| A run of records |

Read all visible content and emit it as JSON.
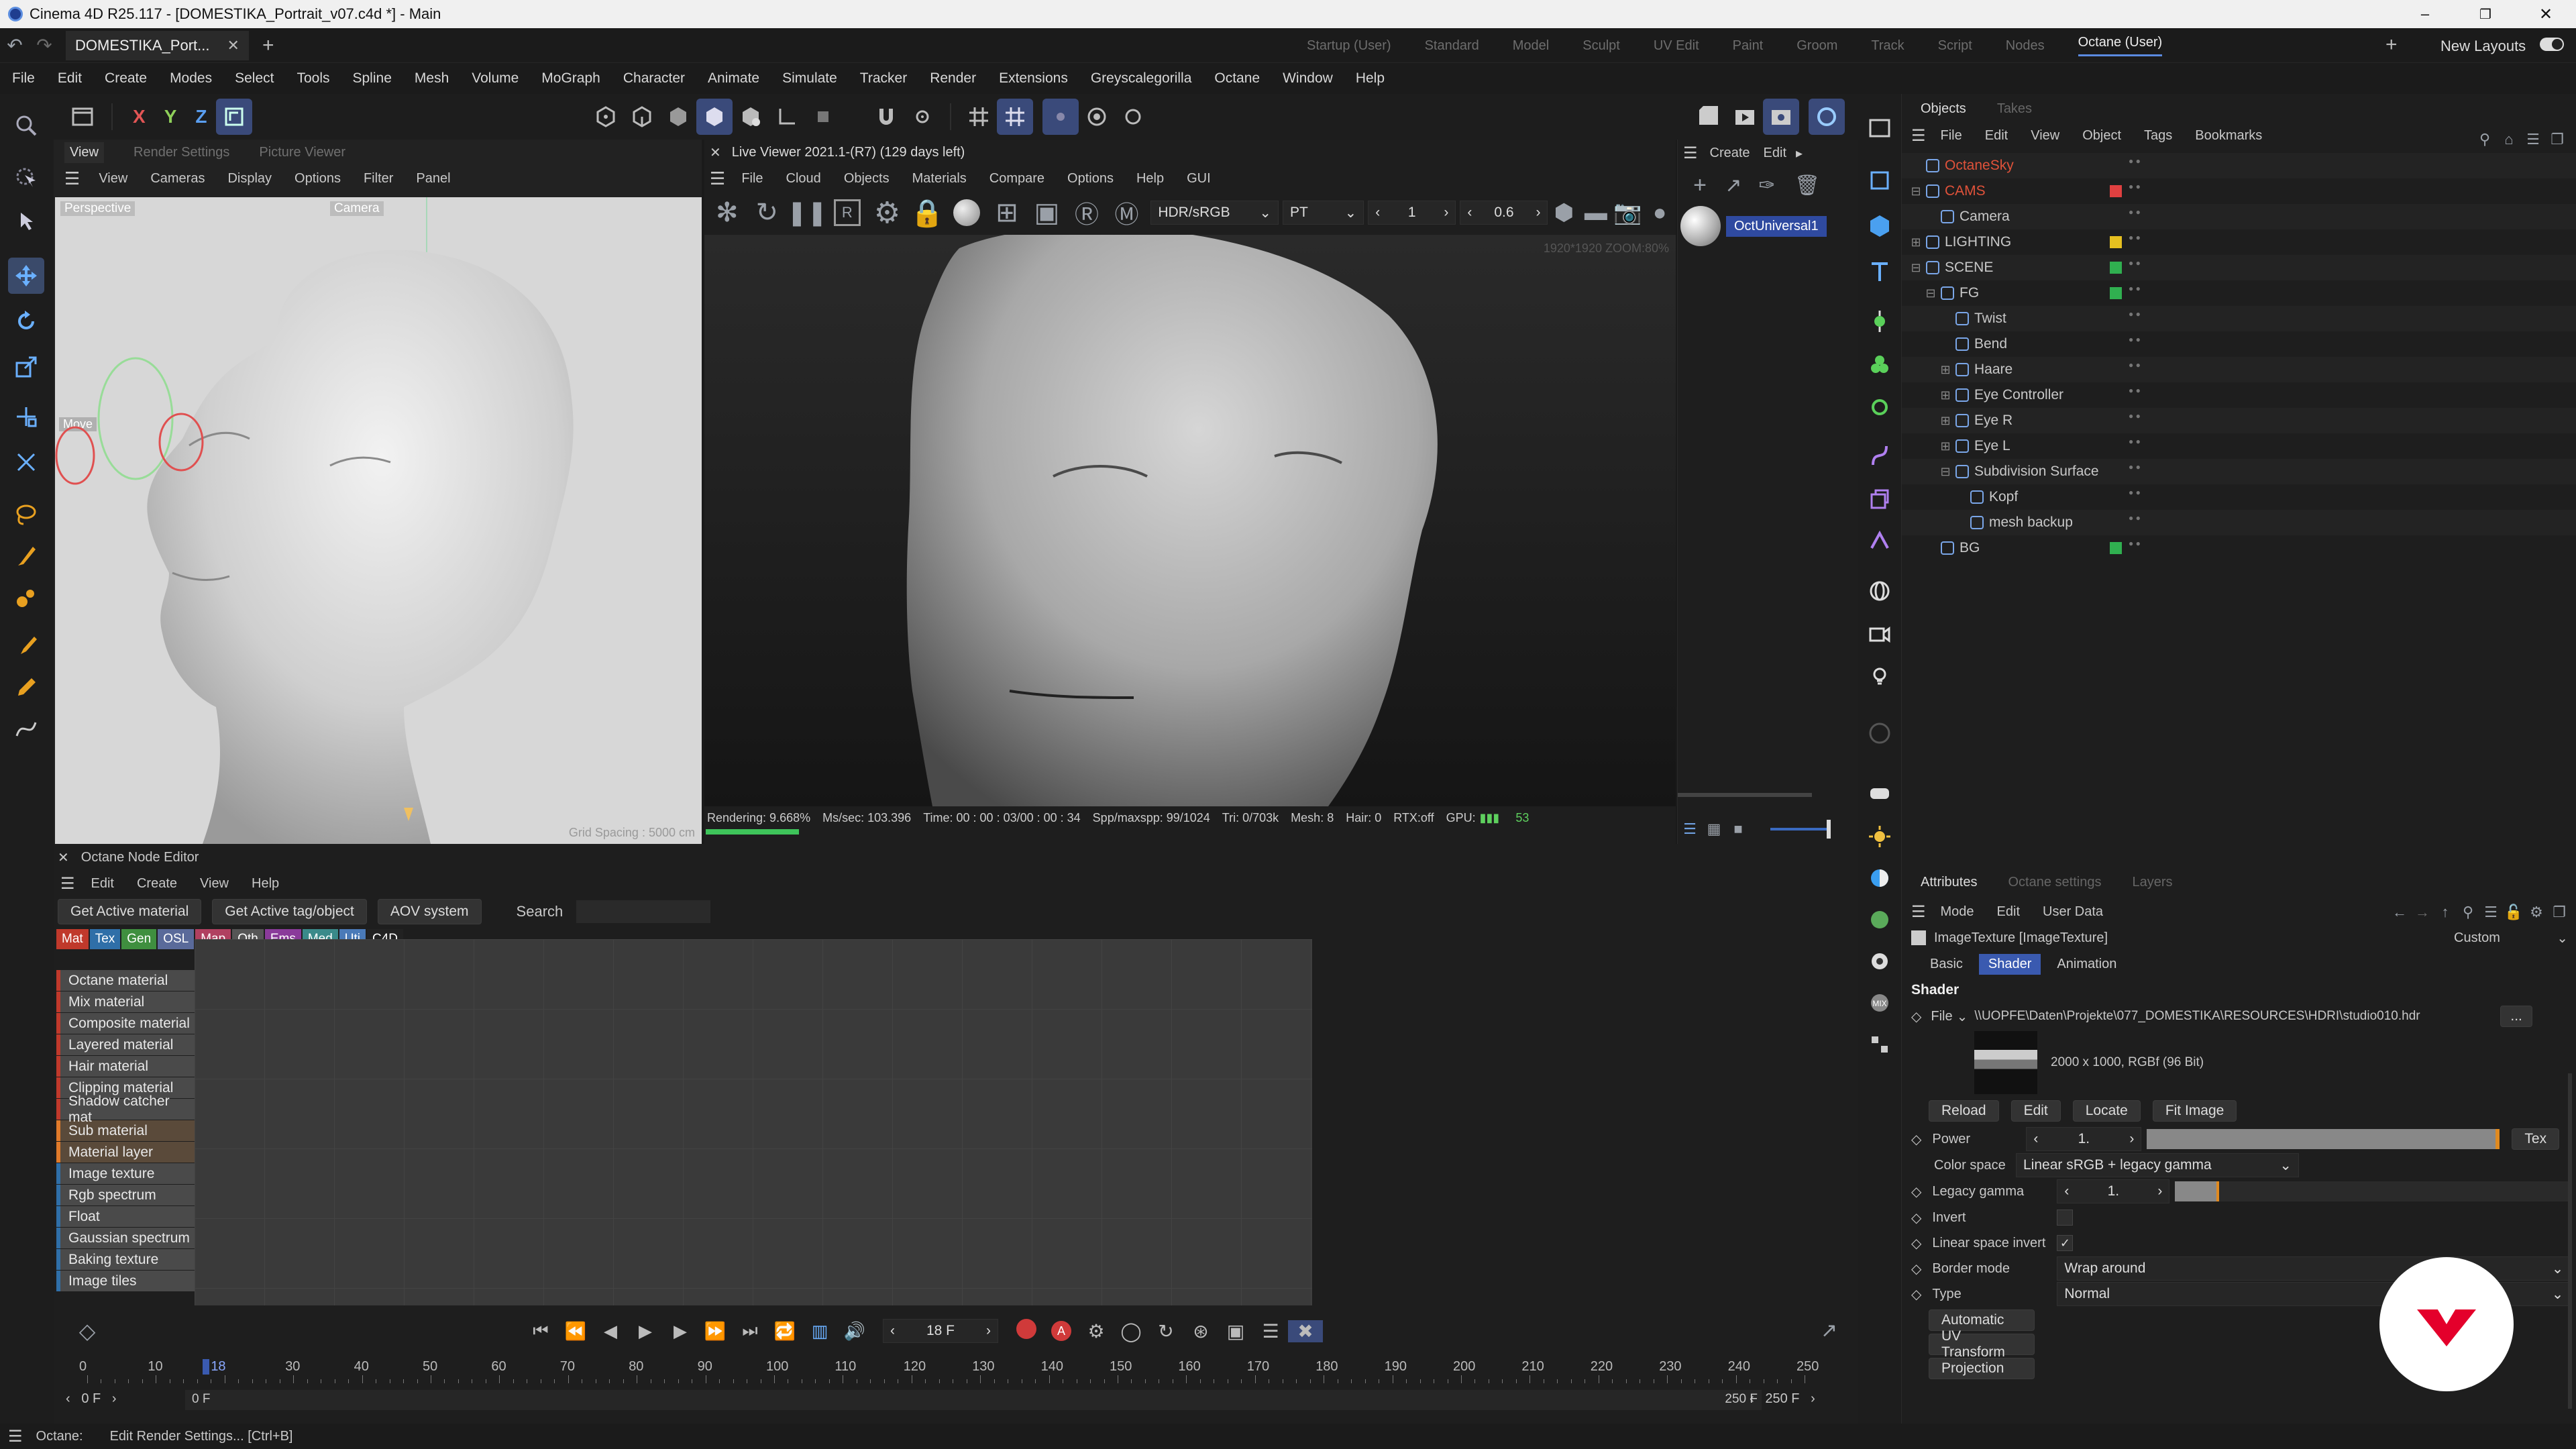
{
  "window": {
    "title": "Cinema 4D R25.117 - [DOMESTIKA_Portrait_v07.c4d *] - Main"
  },
  "doc_tab": {
    "label": "DOMESTIKA_Port..."
  },
  "layout_tabs": [
    "Startup (User)",
    "Standard",
    "Model",
    "Sculpt",
    "UV Edit",
    "Paint",
    "Groom",
    "Track",
    "Script",
    "Nodes",
    "Octane (User)"
  ],
  "new_layouts": "New Layouts",
  "main_menu": [
    "File",
    "Edit",
    "Create",
    "Modes",
    "Select",
    "Tools",
    "Spline",
    "Mesh",
    "Volume",
    "MoGraph",
    "Character",
    "Animate",
    "Simulate",
    "Tracker",
    "Render",
    "Extensions",
    "Greyscalegorilla",
    "Octane",
    "Window",
    "Help"
  ],
  "axes": {
    "x": "X",
    "y": "Y",
    "z": "Z"
  },
  "viewport": {
    "tabs": [
      "View",
      "Render Settings",
      "Picture Viewer"
    ],
    "menu": [
      "View",
      "Cameras",
      "Display",
      "Options",
      "Filter",
      "Panel"
    ],
    "label_perspective": "Perspective",
    "label_camera": "Camera",
    "label_move": "Move",
    "grid_spacing": "Grid Spacing : 5000 cm"
  },
  "live_viewer": {
    "title": "Live Viewer 2021.1-(R7) (129 days left)",
    "menu": [
      "File",
      "Cloud",
      "Objects",
      "Materials",
      "Compare",
      "Options",
      "Help",
      "GUI"
    ],
    "color_mode": "HDR/sRGB",
    "kernel": "PT",
    "value_1": "1",
    "value_2": "0.6",
    "overlay": "1920*1920 ZOOM:80%",
    "status": {
      "rendering": "Rendering: 9.668%",
      "ms_sec": "Ms/sec: 103.396",
      "time": "Time: 00 : 00 : 03/00 : 00 : 34",
      "spp": "Spp/maxspp: 99/1024",
      "tri": "Tri: 0/703k",
      "mesh": "Mesh: 8",
      "hair": "Hair: 0",
      "rtx": "RTX:off",
      "gpu": "GPU:",
      "gpu_val": "53"
    },
    "progress": 0.09668
  },
  "material_preview": {
    "create": "Create",
    "edit": "Edit",
    "name": "OctUniversal1"
  },
  "node_editor": {
    "title": "Octane Node Editor",
    "menu": [
      "Edit",
      "Create",
      "View",
      "Help"
    ],
    "buttons": [
      "Get Active material",
      "Get Active tag/object",
      "AOV system"
    ],
    "search_label": "Search",
    "categories": [
      {
        "label": "Mat",
        "color": "#c0392b"
      },
      {
        "label": "Tex",
        "color": "#2f6fa8"
      },
      {
        "label": "Gen",
        "color": "#3f8f3f"
      },
      {
        "label": "OSL",
        "color": "#5a6a9a"
      },
      {
        "label": "Map",
        "color": "#b04060"
      },
      {
        "label": "Oth",
        "color": "#555555"
      },
      {
        "label": "Ems",
        "color": "#8a3a9a"
      },
      {
        "label": "Med",
        "color": "#3a8a8a"
      },
      {
        "label": "Uti",
        "color": "#4a7ab8"
      },
      {
        "label": "C4D",
        "color": "#222222"
      }
    ],
    "library": [
      {
        "label": "Octane material",
        "color": "#c0392b"
      },
      {
        "label": "Mix material",
        "color": "#c0392b"
      },
      {
        "label": "Composite material",
        "color": "#c0392b"
      },
      {
        "label": "Layered material",
        "color": "#c0392b"
      },
      {
        "label": "Hair material",
        "color": "#c0392b"
      },
      {
        "label": "Clipping material",
        "color": "#c0392b"
      },
      {
        "label": "Shadow catcher mat",
        "color": "#c0392b"
      },
      {
        "label": "Sub material",
        "color": "#e07a2a"
      },
      {
        "label": "Material layer",
        "color": "#e07a2a"
      },
      {
        "label": "Image texture",
        "color": "#2f6fa8"
      },
      {
        "label": "Rgb spectrum",
        "color": "#2f6fa8"
      },
      {
        "label": "Float",
        "color": "#2f6fa8"
      },
      {
        "label": "Gaussian spectrum",
        "color": "#2f6fa8"
      },
      {
        "label": "Baking texture",
        "color": "#2f6fa8"
      },
      {
        "label": "Image tiles",
        "color": "#2f6fa8"
      }
    ]
  },
  "timeline": {
    "current_frame": "18 F",
    "ticks": [
      "0",
      "10",
      "18",
      "30",
      "40",
      "50",
      "60",
      "70",
      "80",
      "90",
      "100",
      "110",
      "120",
      "130",
      "140",
      "150",
      "160",
      "170",
      "180",
      "190",
      "200",
      "210",
      "220",
      "230",
      "240",
      "250"
    ],
    "start": "0 F",
    "start2": "0 F",
    "end": "250 F",
    "end2": "250 F"
  },
  "objects_panel": {
    "tabs": [
      "Objects",
      "Takes"
    ],
    "menu": [
      "File",
      "Edit",
      "View",
      "Object",
      "Tags",
      "Bookmarks"
    ],
    "tree": [
      {
        "label": "OctaneSky",
        "level": 0,
        "color": "#e0523a",
        "dot": "",
        "expand": ""
      },
      {
        "label": "CAMS",
        "level": 0,
        "color": "#e0523a",
        "dot": "#e04040",
        "expand": "-"
      },
      {
        "label": "Camera",
        "level": 1,
        "color": "#c8c8c8",
        "dot": "",
        "expand": ""
      },
      {
        "label": "LIGHTING",
        "level": 0,
        "color": "#c8c8c8",
        "dot": "#e6c020",
        "expand": "+"
      },
      {
        "label": "SCENE",
        "level": 0,
        "color": "#c8c8c8",
        "dot": "#30b050",
        "expand": "-"
      },
      {
        "label": "FG",
        "level": 1,
        "color": "#c8c8c8",
        "dot": "#30b050",
        "expand": "-"
      },
      {
        "label": "Twist",
        "level": 2,
        "color": "#c8c8c8",
        "dot": "",
        "expand": ""
      },
      {
        "label": "Bend",
        "level": 2,
        "color": "#c8c8c8",
        "dot": "",
        "expand": ""
      },
      {
        "label": "Haare",
        "level": 2,
        "color": "#c8c8c8",
        "dot": "",
        "expand": "+"
      },
      {
        "label": "Eye Controller",
        "level": 2,
        "color": "#c8c8c8",
        "dot": "",
        "expand": "+"
      },
      {
        "label": "Eye R",
        "level": 2,
        "color": "#c8c8c8",
        "dot": "",
        "expand": "+"
      },
      {
        "label": "Eye L",
        "level": 2,
        "color": "#c8c8c8",
        "dot": "",
        "expand": "+"
      },
      {
        "label": "Subdivision Surface",
        "level": 2,
        "color": "#c8c8c8",
        "dot": "",
        "expand": "-"
      },
      {
        "label": "Kopf",
        "level": 3,
        "color": "#c8c8c8",
        "dot": "",
        "expand": ""
      },
      {
        "label": "mesh backup",
        "level": 3,
        "color": "#c8c8c8",
        "dot": "",
        "expand": ""
      },
      {
        "label": "BG",
        "level": 1,
        "color": "#c8c8c8",
        "dot": "#30b050",
        "expand": ""
      }
    ]
  },
  "attributes": {
    "tabs": [
      "Attributes",
      "Octane settings",
      "Layers"
    ],
    "menu": [
      "Mode",
      "Edit",
      "User Data"
    ],
    "object_title": "ImageTexture [ImageTexture]",
    "preset": "Custom",
    "sub_tabs": [
      "Basic",
      "Shader",
      "Animation"
    ],
    "section": "Shader",
    "file_label": "File",
    "file_path": "\\\\UOPFE\\Daten\\Projekte\\077_DOMESTIKA\\RESOURCES\\HDRI\\studio010.hdr",
    "file_browse": "...",
    "image_info": "2000 x 1000, RGBf (96 Bit)",
    "image_buttons": [
      "Reload",
      "Edit",
      "Locate",
      "Fit Image"
    ],
    "power_label": "Power",
    "power_value": "1.",
    "power_tex": "Tex",
    "color_space_label": "Color space",
    "color_space_value": "Linear sRGB + legacy gamma",
    "legacy_gamma_label": "Legacy gamma",
    "legacy_gamma_value": "1.",
    "invert_label": "Invert",
    "invert_checked": false,
    "linear_invert_label": "Linear space invert",
    "linear_invert_checked": true,
    "border_mode_label": "Border mode",
    "border_mode_value": "Wrap around",
    "type_label": "Type",
    "type_value": "Normal",
    "bottom_buttons": [
      "Automatic",
      "UV Transform",
      "Projection"
    ]
  },
  "statusbar": {
    "left": "Octane:",
    "text": "Edit Render Settings... [Ctrl+B]"
  }
}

| Stated problem |
Look through the records above and report how many lines hold the word "Active", giving only the number.

| Written answer |
2